What is required: Search the records for the line with "Read this page and output its text content.". Output that line and each line after it, exactly, and stop at the end; omit pictures.
-- begin Input rows --
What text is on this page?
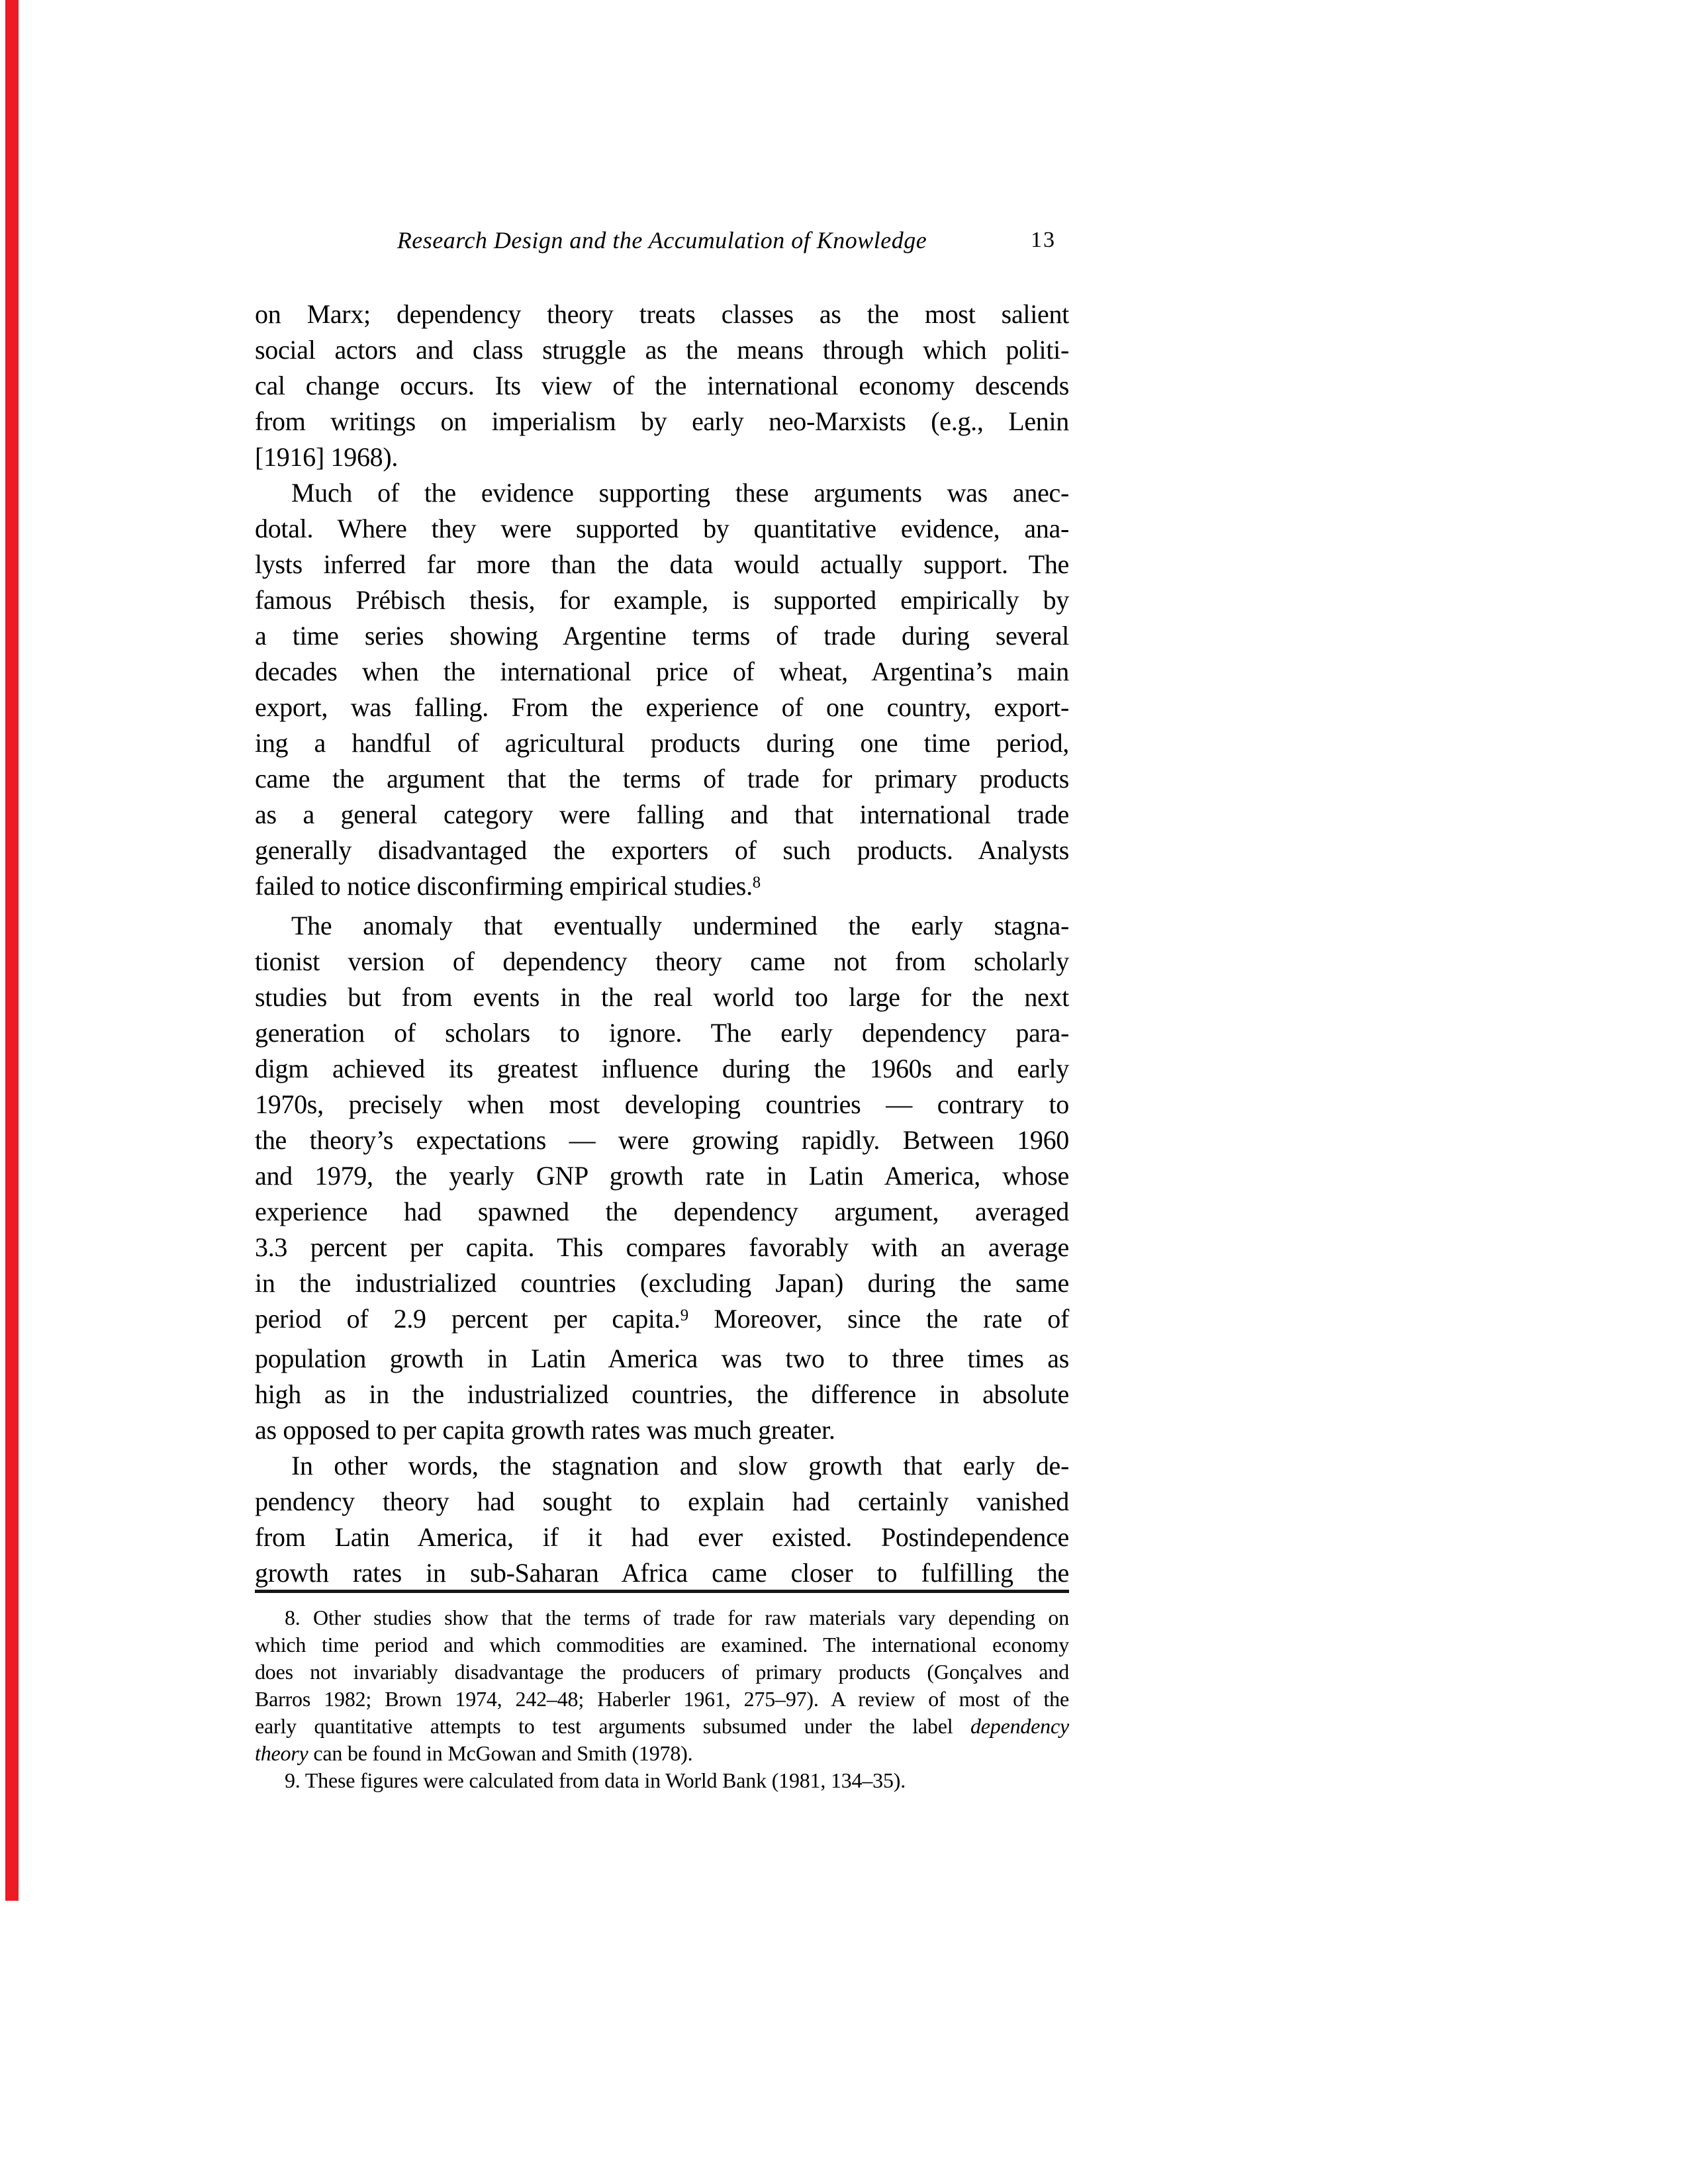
Research Design and the Accumulation of Knowledge	13
on Marx; dependency theory treats classes as the most salient
social actors and class struggle as the means through which politi-
cal change occurs. Its view of the international economy descends
from writings on imperialism by early neo-Marxists (e.g., Lenin
[1916] 1968).
Much of the evidence supporting these arguments was anec-
dotal. Where they were supported by quantitative evidence, ana-
lysts inferred far more than the data would actually support. The
famous Prébisch thesis, for example, is supported empirically by
a time series showing Argentine terms of trade during several
decades when the international price of wheat, Argentina’s main
export, was falling. From the experience of one country, export-
ing a handful of agricultural products during one time period,
came the argument that the terms of trade for primary products
as a general category were falling and that international trade
generally disadvantaged the exporters of such products. Analysts
failed to notice disconfirming empirical studies.$^8$
The anomaly that eventually undermined the early stagna-
tionist version of dependency theory came not from scholarly
studies but from events in the real world too large for the next
generation of scholars to ignore. The early dependency para-
digm achieved its greatest influence during the 1960s and early
1970s, precisely when most developing countries — contrary to
the theory’s expectations — were growing rapidly. Between 1960
and 1979, the yearly GNP growth rate in Latin America, whose
experience had spawned the dependency argument, averaged
3.3 percent per capita. This compares favorably with an average
in the industrialized countries (excluding Japan) during the same
period of 2.9 percent per capita.$^9$ Moreover, since the rate of
population growth in Latin America was two to three times as
high as in the industrialized countries, the difference in absolute
as opposed to per capita growth rates was much greater.
In other words, the stagnation and slow growth that early de-
pendency theory had sought to explain had certainly vanished
from Latin America, if it had ever existed. Postindependence
growth rates in sub-Saharan Africa came closer to fulfilling the
8. Other studies show that the terms of trade for raw materials vary depending on
which time period and which commodities are examined. The international economy
does not invariably disadvantage the producers of primary products (Gonçalves and
Barros 1982; Brown 1974, 242–48; Haberler 1961, 275–97). A review of most of the
early quantitative attempts to test arguments subsumed under the label dependency
theory can be found in McGowan and Smith (1978).
9. These figures were calculated from data in World Bank (1981, 134–35).
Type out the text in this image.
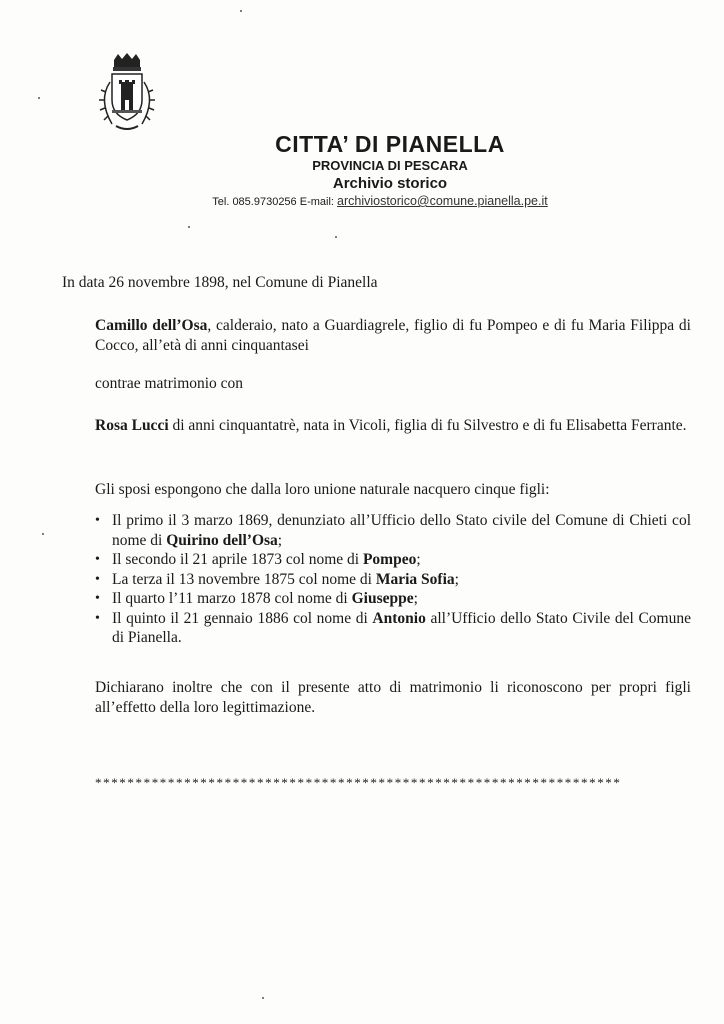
CITTA’ DI PIANELLA
PROVINCIA DI PESCARA
Archivio storico
Tel. 085.9730256 E-mail: archiviostorico@comune.pianella.pe.it
In data 26 novembre 1898, nel Comune di Pianella
Camillo dell’Osa, calderaio, nato a Guardiagrele, figlio di fu Pompeo e di fu Maria Filippa di Cocco, all’età di anni cinquantasei
contrae matrimonio con
Rosa Lucci di anni cinquantatrè, nata in Vicoli, figlia di fu Silvestro e di fu Elisabetta Ferrante.
Gli sposi espongono che dalla loro unione naturale nacquero cinque figli:
• Il primo il 3 marzo 1869, denunziato all’Ufficio dello Stato civile del Comune di Chieti col nome di Quirino dell’Osa;
• Il secondo il 21 aprile 1873 col nome di Pompeo;
• La terza il 13 novembre 1875 col nome di Maria Sofia;
• Il quarto l’11 marzo 1878 col nome di Giuseppe;
• Il quinto il 21 gennaio 1886 col nome di Antonio all’Ufficio dello Stato Civile del Comune di Pianella.
Dichiarano inoltre che con il presente atto di matrimonio li riconoscono per propri figli all’effetto della loro legittimazione.
*****************************************************************
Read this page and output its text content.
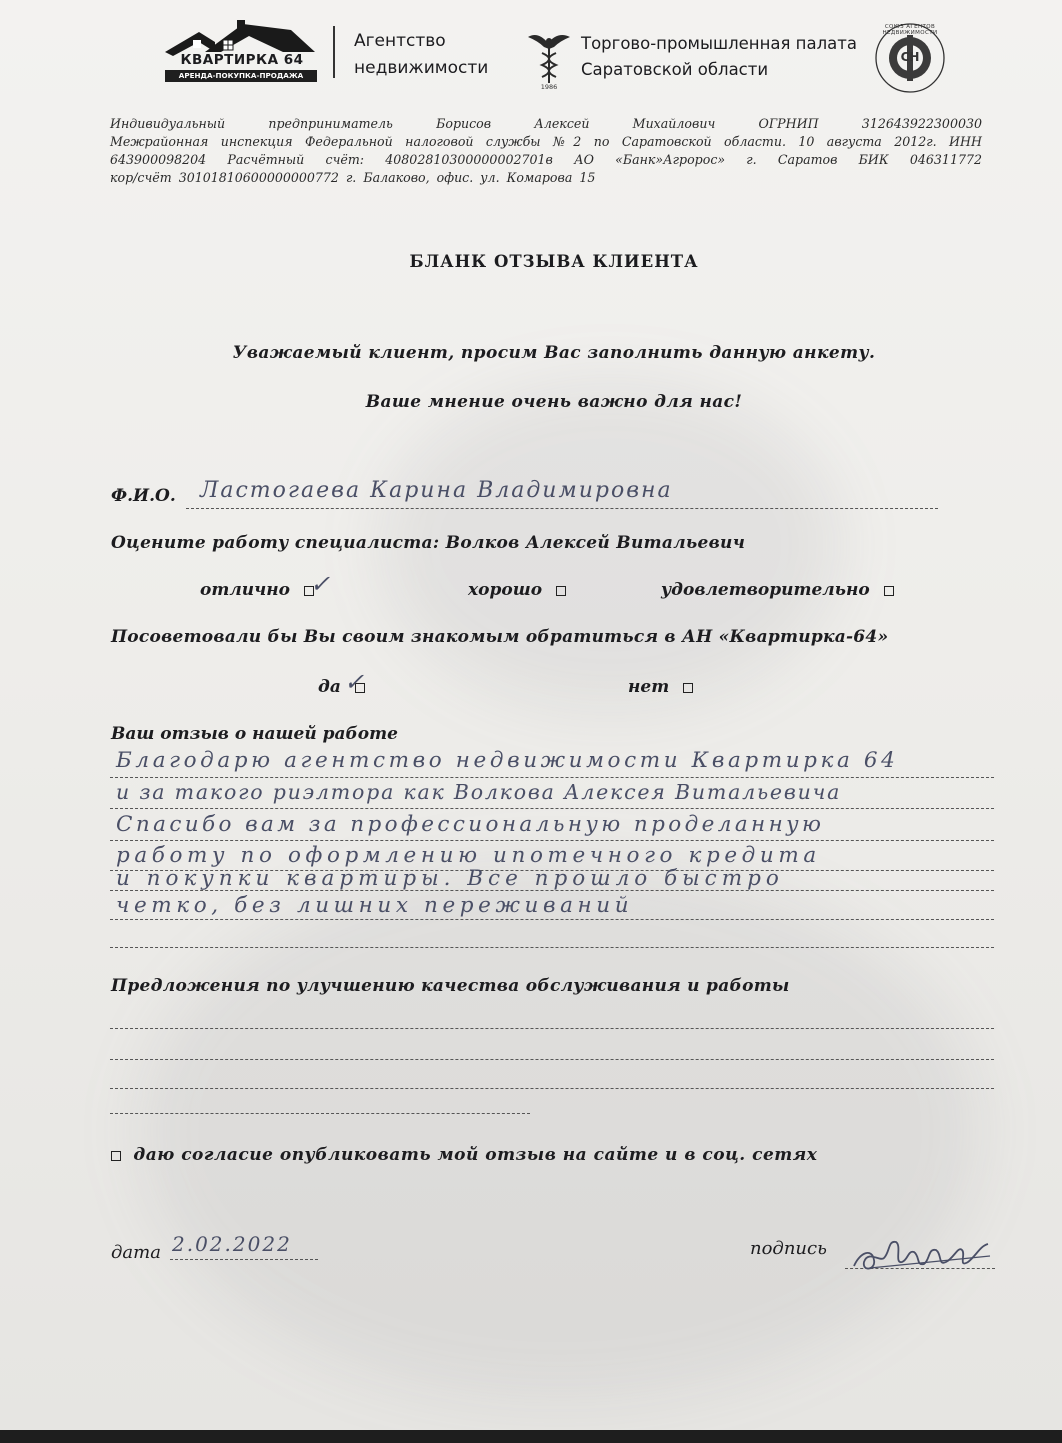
КВАРТИРКА 64
АРЕНДА-ПОКУПКА-ПРОДАЖА
Агентство
недвижимости
1986
Торгово-промышленная палата
Саратовской области
СОЮЗ АГЕНТОВ НЕДВИЖИМОСТИ
СН
Индивидуальный предприниматель Борисов Алексей Михайлович ОГРНИП 312643922300030
Межрайонная инспекция Федеральной налоговой службы №2 по Саратовской области. 10 августа 2012г. ИНН
643900098204 Расчётный счёт: 40802810300000002701в АО «Банк»Агророс» г. Саратов БИК 046311772
кор/счёт 30101810600000000772 г. Балаково, офис. ул. Комарова 15
БЛАНК ОТЗЫВА КЛИЕНТА
Уважаемый клиент, просим Вас заполнить данную анкету.
Ваше мнение очень важно для нас!
Ф.И.О. Ластогаева Карина Владимировна
Оцените работу специалиста: Волков Алексей Витальевич
отлично ✓	хорошо	удовлетворительно
Посоветовали бы Вы своим знакомым обратиться в АН «Квартирка-64»
да ✓	нет
Ваш отзыв о нашей работе
Благодарю агентство недвижимости Квартирка 64
и за такого риэлтора как Волкова Алексея Витальевича
Спасибо вам за профессиональную проделанную
работу по оформлению ипотечного кредита
и покупки квартиры. Все прошло быстро
четко, без лишних переживаний
Предложения по улучшению качества обслуживания и работы
даю согласие опубликовать мой отзыв на сайте и в соц. сетях
дата 2.02.2022	подпись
-- end Input rows --
Complete response:
Read this page and output its text content.
КВАРТИРКА 64
АРЕНДА-ПОКУПКА-ПРОДАЖА
Агентство
недвижимости
1986
Торгово-промышленная палата
Саратовской области
СОЮЗ АГЕНТОВ НЕДВИЖИМОСТИ
СН
Индивидуальный предприниматель Борисов Алексей Михайлович ОГРНИП 312643922300030
Межрайонная инспекция Федеральной налоговой службы №2 по Саратовской области. 10 августа 2012г. ИНН
643900098204 Расчётный счёт: 40802810300000002701в АО «Банк»Агророс» г. Саратов БИК 046311772
кор/счёт 30101810600000000772 г. Балаково, офис. ул. Комарова 15
БЛАНК ОТЗЫВА КЛИЕНТА
Уважаемый клиент, просим Вас заполнить данную анкету.
Ваше мнение очень важно для нас!
Ф.И.О. Ластогаева Карина Владимировна
Оцените работу специалиста: Волков Алексей Витальевич
отлично ✓	хорошо	удовлетворительно
Посоветовали бы Вы своим знакомым обратиться в АН «Квартирка-64»
да ✓	нет
Ваш отзыв о нашей работе
Благодарю агентство недвижимости Квартирка 64
и за такого риэлтора как Волкова Алексея Витальевича
Спасибо вам за профессиональную проделанную
работу по оформлению ипотечного кредита
и покупки квартиры. Все прошло быстро
четко, без лишних переживаний
Предложения по улучшению качества обслуживания и работы
даю согласие опубликовать мой отзыв на сайте и в соц. сетях
дата 2.02.2022	подпись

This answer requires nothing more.